§ What you need to do
Copy each line below in which the word "years" occurs.

§ Supplied data
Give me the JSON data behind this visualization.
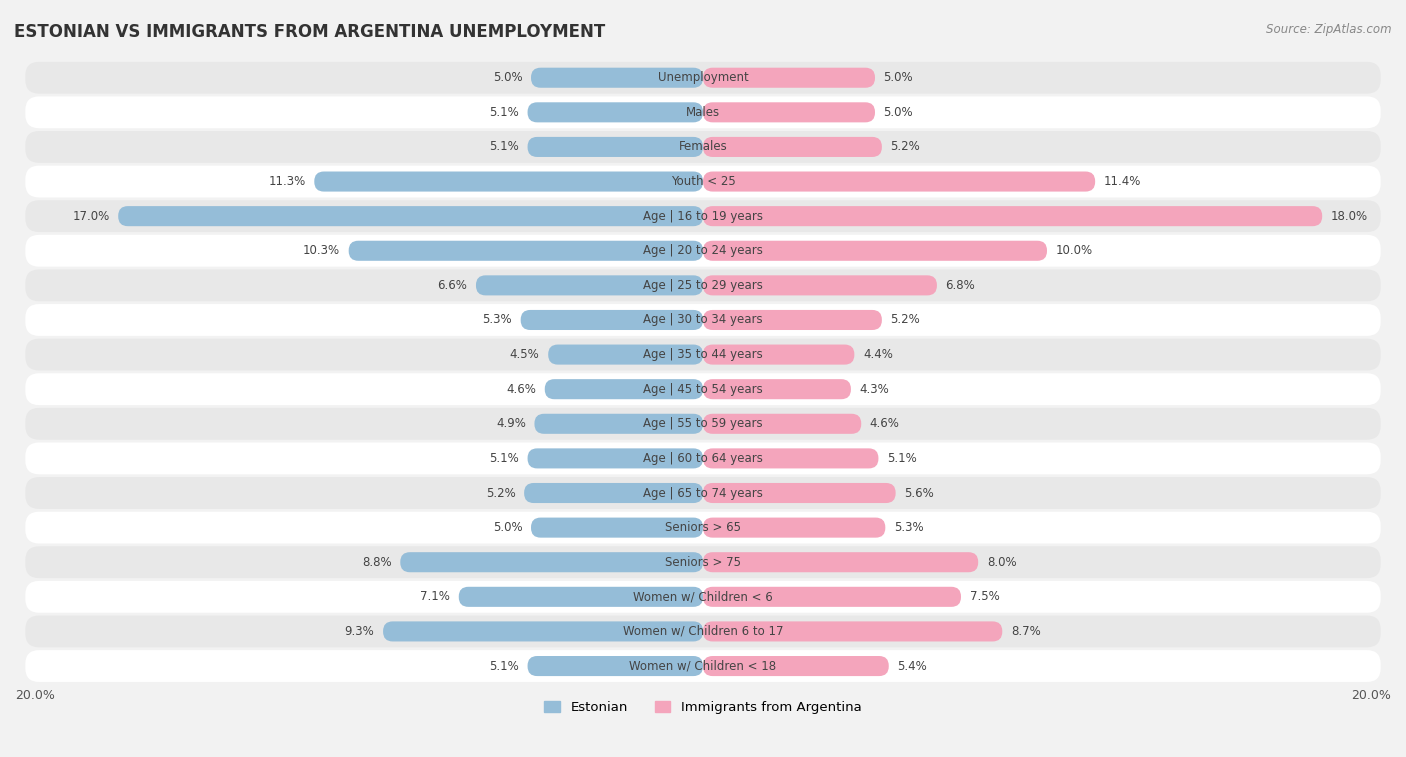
{
  "title": "ESTONIAN VS IMMIGRANTS FROM ARGENTINA UNEMPLOYMENT",
  "source": "Source: ZipAtlas.com",
  "categories": [
    "Unemployment",
    "Males",
    "Females",
    "Youth < 25",
    "Age | 16 to 19 years",
    "Age | 20 to 24 years",
    "Age | 25 to 29 years",
    "Age | 30 to 34 years",
    "Age | 35 to 44 years",
    "Age | 45 to 54 years",
    "Age | 55 to 59 years",
    "Age | 60 to 64 years",
    "Age | 65 to 74 years",
    "Seniors > 65",
    "Seniors > 75",
    "Women w/ Children < 6",
    "Women w/ Children 6 to 17",
    "Women w/ Children < 18"
  ],
  "estonian": [
    5.0,
    5.1,
    5.1,
    11.3,
    17.0,
    10.3,
    6.6,
    5.3,
    4.5,
    4.6,
    4.9,
    5.1,
    5.2,
    5.0,
    8.8,
    7.1,
    9.3,
    5.1
  ],
  "argentina": [
    5.0,
    5.0,
    5.2,
    11.4,
    18.0,
    10.0,
    6.8,
    5.2,
    4.4,
    4.3,
    4.6,
    5.1,
    5.6,
    5.3,
    8.0,
    7.5,
    8.7,
    5.4
  ],
  "estonian_color": "#95bdd8",
  "argentina_color": "#f4a5bc",
  "estonian_color_dark": "#6a9bbf",
  "argentina_color_dark": "#e8789a",
  "estonian_label": "Estonian",
  "argentina_label": "Immigrants from Argentina",
  "background_color": "#f2f2f2",
  "row_color_white": "#ffffff",
  "row_color_gray": "#e8e8e8",
  "xlim": 20.0,
  "bar_height": 0.58,
  "title_fontsize": 12,
  "label_fontsize": 8.5,
  "value_fontsize": 8.5
}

§ Reply
    "Age | 16 to 19 years",
    "Age | 20 to 24 years",
    "Age | 25 to 29 years",
    "Age | 30 to 34 years",
    "Age | 35 to 44 years",
    "Age | 45 to 54 years",
    "Age | 55 to 59 years",
    "Age | 60 to 64 years",
    "Age | 65 to 74 years",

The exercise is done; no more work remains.